### Exercise objective
Below are some records; retype all of them exactly.

### Given data
=====
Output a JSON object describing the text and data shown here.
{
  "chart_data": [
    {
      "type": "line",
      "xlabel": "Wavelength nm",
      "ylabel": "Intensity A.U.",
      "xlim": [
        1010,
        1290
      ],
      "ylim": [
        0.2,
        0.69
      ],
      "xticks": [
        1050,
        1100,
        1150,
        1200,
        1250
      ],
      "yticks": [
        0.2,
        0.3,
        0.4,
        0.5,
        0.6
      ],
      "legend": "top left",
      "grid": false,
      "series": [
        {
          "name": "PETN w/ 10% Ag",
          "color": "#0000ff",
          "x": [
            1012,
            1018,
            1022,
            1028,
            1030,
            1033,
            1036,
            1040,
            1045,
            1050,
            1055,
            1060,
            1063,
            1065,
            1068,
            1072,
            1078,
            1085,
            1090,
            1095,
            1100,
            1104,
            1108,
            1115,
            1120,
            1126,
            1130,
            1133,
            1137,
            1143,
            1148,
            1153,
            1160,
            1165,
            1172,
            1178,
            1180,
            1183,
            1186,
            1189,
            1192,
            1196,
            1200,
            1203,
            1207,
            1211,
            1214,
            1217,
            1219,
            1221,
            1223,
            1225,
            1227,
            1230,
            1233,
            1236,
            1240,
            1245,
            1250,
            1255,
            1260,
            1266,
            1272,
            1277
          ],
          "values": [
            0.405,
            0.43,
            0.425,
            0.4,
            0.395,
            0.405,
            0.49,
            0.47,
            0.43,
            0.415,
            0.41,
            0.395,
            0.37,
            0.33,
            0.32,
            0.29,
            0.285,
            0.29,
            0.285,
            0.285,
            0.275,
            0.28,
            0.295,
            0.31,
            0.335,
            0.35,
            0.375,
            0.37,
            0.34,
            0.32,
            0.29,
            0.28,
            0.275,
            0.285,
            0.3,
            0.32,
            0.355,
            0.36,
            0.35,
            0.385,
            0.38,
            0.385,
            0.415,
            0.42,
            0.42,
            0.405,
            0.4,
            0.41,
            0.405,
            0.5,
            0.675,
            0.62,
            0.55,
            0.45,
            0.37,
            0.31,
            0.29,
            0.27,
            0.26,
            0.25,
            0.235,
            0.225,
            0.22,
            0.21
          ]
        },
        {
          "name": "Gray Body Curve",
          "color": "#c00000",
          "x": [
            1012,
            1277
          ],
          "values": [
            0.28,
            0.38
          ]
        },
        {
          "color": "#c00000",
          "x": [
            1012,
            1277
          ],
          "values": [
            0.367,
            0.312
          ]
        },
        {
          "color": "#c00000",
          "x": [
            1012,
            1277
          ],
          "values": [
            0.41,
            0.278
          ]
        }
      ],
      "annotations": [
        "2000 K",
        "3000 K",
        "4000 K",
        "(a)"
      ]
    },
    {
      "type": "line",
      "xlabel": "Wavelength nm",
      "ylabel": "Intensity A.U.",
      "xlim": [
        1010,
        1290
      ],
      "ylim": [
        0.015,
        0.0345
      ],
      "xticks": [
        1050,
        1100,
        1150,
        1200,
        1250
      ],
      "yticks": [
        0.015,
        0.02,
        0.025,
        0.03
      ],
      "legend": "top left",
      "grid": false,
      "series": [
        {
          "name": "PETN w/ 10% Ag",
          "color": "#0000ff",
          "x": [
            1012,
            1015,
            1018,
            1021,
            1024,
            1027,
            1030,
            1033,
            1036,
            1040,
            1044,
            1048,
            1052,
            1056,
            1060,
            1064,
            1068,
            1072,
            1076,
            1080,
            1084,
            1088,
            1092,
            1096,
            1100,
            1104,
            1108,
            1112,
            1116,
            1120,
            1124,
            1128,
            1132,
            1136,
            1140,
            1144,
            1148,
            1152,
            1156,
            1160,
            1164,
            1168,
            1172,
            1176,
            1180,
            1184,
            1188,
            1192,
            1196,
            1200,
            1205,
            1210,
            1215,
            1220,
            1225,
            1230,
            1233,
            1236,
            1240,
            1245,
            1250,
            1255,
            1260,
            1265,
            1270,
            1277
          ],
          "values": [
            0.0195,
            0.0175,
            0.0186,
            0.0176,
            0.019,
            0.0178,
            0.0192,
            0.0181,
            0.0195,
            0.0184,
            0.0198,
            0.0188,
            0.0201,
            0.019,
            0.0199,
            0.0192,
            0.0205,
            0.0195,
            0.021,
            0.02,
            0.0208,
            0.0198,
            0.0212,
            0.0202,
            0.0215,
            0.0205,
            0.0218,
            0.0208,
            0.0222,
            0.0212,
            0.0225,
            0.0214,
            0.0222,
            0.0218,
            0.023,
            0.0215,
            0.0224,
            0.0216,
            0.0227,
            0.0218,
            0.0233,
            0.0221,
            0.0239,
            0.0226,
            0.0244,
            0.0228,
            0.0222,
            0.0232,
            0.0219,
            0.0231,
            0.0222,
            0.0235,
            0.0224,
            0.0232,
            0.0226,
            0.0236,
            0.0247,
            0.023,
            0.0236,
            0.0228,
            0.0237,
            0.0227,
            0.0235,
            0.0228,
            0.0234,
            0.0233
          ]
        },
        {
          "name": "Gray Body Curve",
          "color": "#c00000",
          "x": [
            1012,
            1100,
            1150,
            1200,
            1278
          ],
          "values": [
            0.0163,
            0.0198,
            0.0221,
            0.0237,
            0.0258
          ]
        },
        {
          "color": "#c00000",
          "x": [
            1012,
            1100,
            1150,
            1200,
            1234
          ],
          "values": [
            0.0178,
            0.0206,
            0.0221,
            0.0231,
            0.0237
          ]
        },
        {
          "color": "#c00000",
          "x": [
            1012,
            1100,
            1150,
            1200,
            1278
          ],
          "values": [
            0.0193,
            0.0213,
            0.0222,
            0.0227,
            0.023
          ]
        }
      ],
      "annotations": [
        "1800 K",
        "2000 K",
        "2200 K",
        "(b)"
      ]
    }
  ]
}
=====
### Reply
Output a JSON object describing the text and data shown here.
{
  "chart_data": [
    {
      "type": "line",
      "xlabel": "Wavelength nm",
      "ylabel": "Intensity A.U.",
      "xlim": [
        1010,
        1290
      ],
      "ylim": [
        0.2,
        0.69
      ],
      "xticks": [
        1050,
        1100,
        1150,
        1200,
        1250
      ],
      "yticks": [
        0.2,
        0.3,
        0.4,
        0.5,
        0.6
      ],
      "legend": "top left",
      "grid": false,
      "series": [
        {
          "name": "PETN w/ 10% Ag",
          "color": "#0000ff",
          "x": [
            1012,
            1018,
            1022,
            1028,
            1030,
            1033,
            1036,
            1040,
            1045,
            1050,
            1055,
            1060,
            1063,
            1065,
            1068,
            1072,
            1078,
            1085,
            1090,
            1095,
            1100,
            1104,
            1108,
            1115,
            1120,
            1126,
            1130,
            1133,
            1137,
            1143,
            1148,
            1153,
            1160,
            1165,
            1172,
            1178,
            1180,
            1183,
            1186,
            1189,
            1192,
            1196,
            1200,
            1203,
            1207,
            1211,
            1214,
            1217,
            1219,
            1221,
            1223,
            1225,
            1227,
            1230,
            1233,
            1236,
            1240,
            1245,
            1250,
            1255,
            1260,
            1266,
            1272,
            1277
          ],
          "values": [
            0.405,
            0.43,
            0.425,
            0.4,
            0.395,
            0.405,
            0.49,
            0.47,
            0.43,
            0.415,
            0.41,
            0.395,
            0.37,
            0.33,
            0.32,
            0.29,
            0.285,
            0.29,
            0.285,
            0.285,
            0.275,
            0.28,
            0.295,
            0.31,
            0.335,
            0.35,
            0.375,
            0.37,
            0.34,
            0.32,
            0.29,
            0.28,
            0.275,
            0.285,
            0.3,
            0.32,
            0.355,
            0.36,
            0.35,
            0.385,
            0.38,
            0.385,
            0.415,
            0.42,
            0.42,
            0.405,
            0.4,
            0.41,
            0.405,
            0.5,
            0.675,
            0.62,
            0.55,
            0.45,
            0.37,
            0.31,
            0.29,
            0.27,
            0.26,
            0.25,
            0.235,
            0.225,
            0.22,
            0.21
          ]
        },
        {
          "name": "Gray Body Curve",
          "color": "#c00000",
          "x": [
            1012,
            1277
          ],
          "values": [
            0.28,
            0.38
          ]
        },
        {
          "color": "#c00000",
          "x": [
            1012,
            1277
          ],
          "values": [
            0.367,
            0.312
          ]
        },
        {
          "color": "#c00000",
          "x": [
            1012,
            1277
          ],
          "values": [
            0.41,
            0.278
          ]
        }
      ],
      "annotations": [
        "2000 K",
        "3000 K",
        "4000 K",
        "(a)"
      ]
    },
    {
      "type": "line",
      "xlabel": "Wavelength nm",
      "ylabel": "Intensity A.U.",
      "xlim": [
        1010,
        1290
      ],
      "ylim": [
        0.015,
        0.0345
      ],
      "xticks": [
        1050,
        1100,
        1150,
        1200,
        1250
      ],
      "yticks": [
        0.015,
        0.02,
        0.025,
        0.03
      ],
      "legend": "top left",
      "grid": false,
      "series": [
        {
          "name": "PETN w/ 10% Ag",
          "color": "#0000ff",
          "x": [
            1012,
            1015,
            1018,
            1021,
            1024,
            1027,
            1030,
            1033,
            1036,
            1040,
            1044,
            1048,
            1052,
            1056,
            1060,
            1064,
            1068,
            1072,
            1076,
            1080,
            1084,
            1088,
            1092,
            1096,
            1100,
            1104,
            1108,
            1112,
            1116,
            1120,
            1124,
            1128,
            1132,
            1136,
            1140,
            1144,
            1148,
            1152,
            1156,
            1160,
            1164,
            1168,
            1172,
            1176,
            1180,
            1184,
            1188,
            1192,
            1196,
            1200,
            1205,
            1210,
            1215,
            1220,
            1225,
            1230,
            1233,
            1236,
            1240,
            1245,
            1250,
            1255,
            1260,
            1265,
            1270,
            1277
          ],
          "values": [
            0.0195,
            0.0175,
            0.0186,
            0.0176,
            0.019,
            0.0178,
            0.0192,
            0.0181,
            0.0195,
            0.0184,
            0.0198,
            0.0188,
            0.0201,
            0.019,
            0.0199,
            0.0192,
            0.0205,
            0.0195,
            0.021,
            0.02,
            0.0208,
            0.0198,
            0.0212,
            0.0202,
            0.0215,
            0.0205,
            0.0218,
            0.0208,
            0.0222,
            0.0212,
            0.0225,
            0.0214,
            0.0222,
            0.0218,
            0.023,
            0.0215,
            0.0224,
            0.0216,
            0.0227,
            0.0218,
            0.0233,
            0.0221,
            0.0239,
            0.0226,
            0.0244,
            0.0228,
            0.0222,
            0.0232,
            0.0219,
            0.0231,
            0.0222,
            0.0235,
            0.0224,
            0.0232,
            0.0226,
            0.0236,
            0.0247,
            0.023,
            0.0236,
            0.0228,
            0.0237,
            0.0227,
            0.0235,
            0.0228,
            0.0234,
            0.0233
          ]
        },
        {
          "name": "Gray Body Curve",
          "color": "#c00000",
          "x": [
            1012,
            1100,
            1150,
            1200,
            1278
          ],
          "values": [
            0.0163,
            0.0198,
            0.0221,
            0.0237,
            0.0258
          ]
        },
        {
          "color": "#c00000",
          "x": [
            1012,
            1100,
            1150,
            1200,
            1234
          ],
          "values": [
            0.0178,
            0.0206,
            0.0221,
            0.0231,
            0.0237
          ]
        },
        {
          "color": "#c00000",
          "x": [
            1012,
            1100,
            1150,
            1200,
            1278
          ],
          "values": [
            0.0193,
            0.0213,
            0.0222,
            0.0227,
            0.023
          ]
        }
      ],
      "annotations": [
        "1800 K",
        "2000 K",
        "2200 K",
        "(b)"
      ]
    }
  ]
}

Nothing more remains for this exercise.